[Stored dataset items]

= = = = = = =

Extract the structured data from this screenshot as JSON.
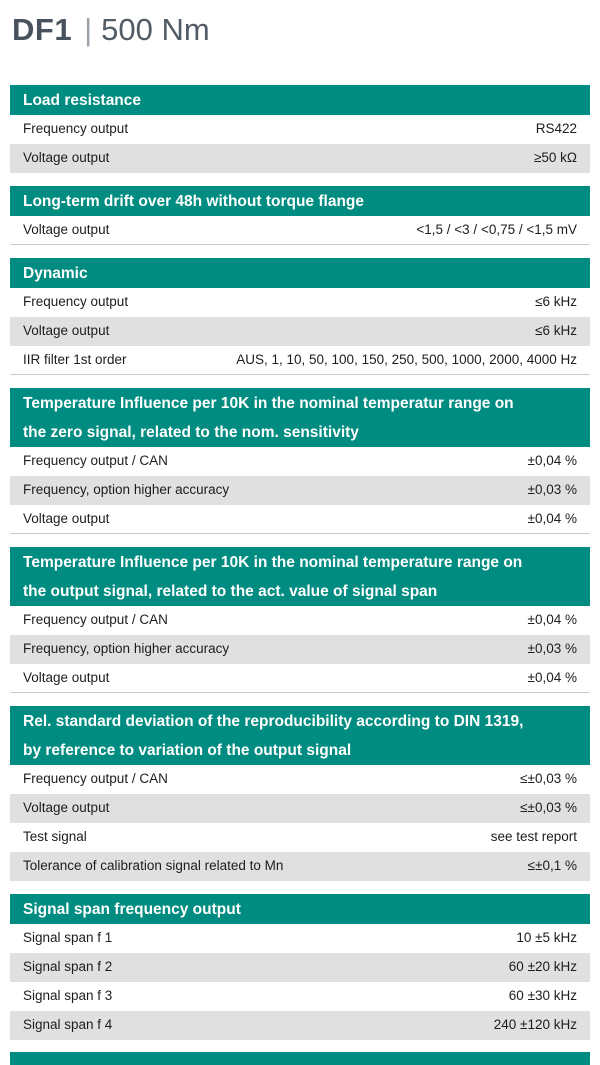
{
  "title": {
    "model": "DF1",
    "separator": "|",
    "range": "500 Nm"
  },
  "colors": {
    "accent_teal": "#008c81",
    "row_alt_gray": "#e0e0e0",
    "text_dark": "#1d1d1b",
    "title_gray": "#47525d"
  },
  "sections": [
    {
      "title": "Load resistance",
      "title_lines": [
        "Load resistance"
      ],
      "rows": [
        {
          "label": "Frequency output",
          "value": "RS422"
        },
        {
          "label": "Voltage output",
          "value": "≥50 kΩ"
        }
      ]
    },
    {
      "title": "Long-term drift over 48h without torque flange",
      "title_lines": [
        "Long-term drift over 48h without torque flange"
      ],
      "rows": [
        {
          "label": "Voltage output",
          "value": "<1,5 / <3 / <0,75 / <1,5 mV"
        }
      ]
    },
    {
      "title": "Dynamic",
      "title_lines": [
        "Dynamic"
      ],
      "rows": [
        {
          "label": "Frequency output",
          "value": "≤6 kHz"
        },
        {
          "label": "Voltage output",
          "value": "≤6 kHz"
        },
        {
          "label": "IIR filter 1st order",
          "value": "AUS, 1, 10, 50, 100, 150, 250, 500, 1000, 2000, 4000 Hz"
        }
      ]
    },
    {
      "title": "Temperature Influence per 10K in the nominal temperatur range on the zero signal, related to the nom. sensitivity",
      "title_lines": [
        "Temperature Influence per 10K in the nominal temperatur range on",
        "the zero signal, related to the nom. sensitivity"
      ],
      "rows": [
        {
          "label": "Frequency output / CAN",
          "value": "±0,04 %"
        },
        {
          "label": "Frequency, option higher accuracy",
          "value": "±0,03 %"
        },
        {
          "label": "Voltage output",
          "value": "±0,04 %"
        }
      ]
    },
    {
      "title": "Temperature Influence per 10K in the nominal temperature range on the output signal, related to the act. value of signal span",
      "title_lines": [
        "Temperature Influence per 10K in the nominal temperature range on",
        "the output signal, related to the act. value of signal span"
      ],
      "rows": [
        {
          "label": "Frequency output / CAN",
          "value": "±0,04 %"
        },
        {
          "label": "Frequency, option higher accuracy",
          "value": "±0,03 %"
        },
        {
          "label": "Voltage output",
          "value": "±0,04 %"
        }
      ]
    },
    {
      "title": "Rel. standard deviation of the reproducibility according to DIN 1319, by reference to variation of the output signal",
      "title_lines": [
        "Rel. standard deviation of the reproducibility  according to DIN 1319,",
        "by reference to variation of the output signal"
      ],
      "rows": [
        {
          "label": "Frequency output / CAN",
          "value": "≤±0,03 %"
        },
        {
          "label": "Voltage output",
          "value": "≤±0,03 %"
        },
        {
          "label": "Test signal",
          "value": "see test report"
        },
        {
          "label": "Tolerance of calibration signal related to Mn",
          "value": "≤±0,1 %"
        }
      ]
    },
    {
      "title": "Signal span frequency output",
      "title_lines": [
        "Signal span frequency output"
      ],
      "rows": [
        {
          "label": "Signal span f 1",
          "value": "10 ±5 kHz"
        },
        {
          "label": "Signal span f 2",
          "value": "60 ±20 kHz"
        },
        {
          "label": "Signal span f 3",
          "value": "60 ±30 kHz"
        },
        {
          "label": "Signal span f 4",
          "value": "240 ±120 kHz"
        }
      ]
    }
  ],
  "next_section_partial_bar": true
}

= = = = = = =

• **Exercise description**:
Make an exact copy of the whole listing, but don't bring over any pictures.

• **Result for this exercise**:
Extract the structured data from this screenshot as JSON.
{
  "title": {
    "model": "DF1",
    "separator": "|",
    "range": "500 Nm"
  },
  "colors": {
    "accent_teal": "#008c81",
    "row_alt_gray": "#e0e0e0",
    "text_dark": "#1d1d1b",
    "title_gray": "#47525d"
  },
  "sections": [
    {
      "title": "Load resistance",
      "title_lines": [
        "Load resistance"
      ],
      "rows": [
        {
          "label": "Frequency output",
          "value": "RS422"
        },
        {
          "label": "Voltage output",
          "value": "≥50 kΩ"
        }
      ]
    },
    {
      "title": "Long-term drift over 48h without torque flange",
      "title_lines": [
        "Long-term drift over 48h without torque flange"
      ],
      "rows": [
        {
          "label": "Voltage output",
          "value": "<1,5 / <3 / <0,75 / <1,5 mV"
        }
      ]
    },
    {
      "title": "Dynamic",
      "title_lines": [
        "Dynamic"
      ],
      "rows": [
        {
          "label": "Frequency output",
          "value": "≤6 kHz"
        },
        {
          "label": "Voltage output",
          "value": "≤6 kHz"
        },
        {
          "label": "IIR filter 1st order",
          "value": "AUS, 1, 10, 50, 100, 150, 250, 500, 1000, 2000, 4000 Hz"
        }
      ]
    },
    {
      "title": "Temperature Influence per 10K in the nominal temperatur range on the zero signal, related to the nom. sensitivity",
      "title_lines": [
        "Temperature Influence per 10K in the nominal temperatur range on",
        "the zero signal, related to the nom. sensitivity"
      ],
      "rows": [
        {
          "label": "Frequency output / CAN",
          "value": "±0,04 %"
        },
        {
          "label": "Frequency, option higher accuracy",
          "value": "±0,03 %"
        },
        {
          "label": "Voltage output",
          "value": "±0,04 %"
        }
      ]
    },
    {
      "title": "Temperature Influence per 10K in the nominal temperature range on the output signal, related to the act. value of signal span",
      "title_lines": [
        "Temperature Influence per 10K in the nominal temperature range on",
        "the output signal, related to the act. value of signal span"
      ],
      "rows": [
        {
          "label": "Frequency output / CAN",
          "value": "±0,04 %"
        },
        {
          "label": "Frequency, option higher accuracy",
          "value": "±0,03 %"
        },
        {
          "label": "Voltage output",
          "value": "±0,04 %"
        }
      ]
    },
    {
      "title": "Rel. standard deviation of the reproducibility according to DIN 1319, by reference to variation of the output signal",
      "title_lines": [
        "Rel. standard deviation of the reproducibility  according to DIN 1319,",
        "by reference to variation of the output signal"
      ],
      "rows": [
        {
          "label": "Frequency output / CAN",
          "value": "≤±0,03 %"
        },
        {
          "label": "Voltage output",
          "value": "≤±0,03 %"
        },
        {
          "label": "Test signal",
          "value": "see test report"
        },
        {
          "label": "Tolerance of calibration signal related to Mn",
          "value": "≤±0,1 %"
        }
      ]
    },
    {
      "title": "Signal span frequency output",
      "title_lines": [
        "Signal span frequency output"
      ],
      "rows": [
        {
          "label": "Signal span f 1",
          "value": "10 ±5 kHz"
        },
        {
          "label": "Signal span f 2",
          "value": "60 ±20 kHz"
        },
        {
          "label": "Signal span f 3",
          "value": "60 ±30 kHz"
        },
        {
          "label": "Signal span f 4",
          "value": "240 ±120 kHz"
        }
      ]
    }
  ],
  "next_section_partial_bar": true
}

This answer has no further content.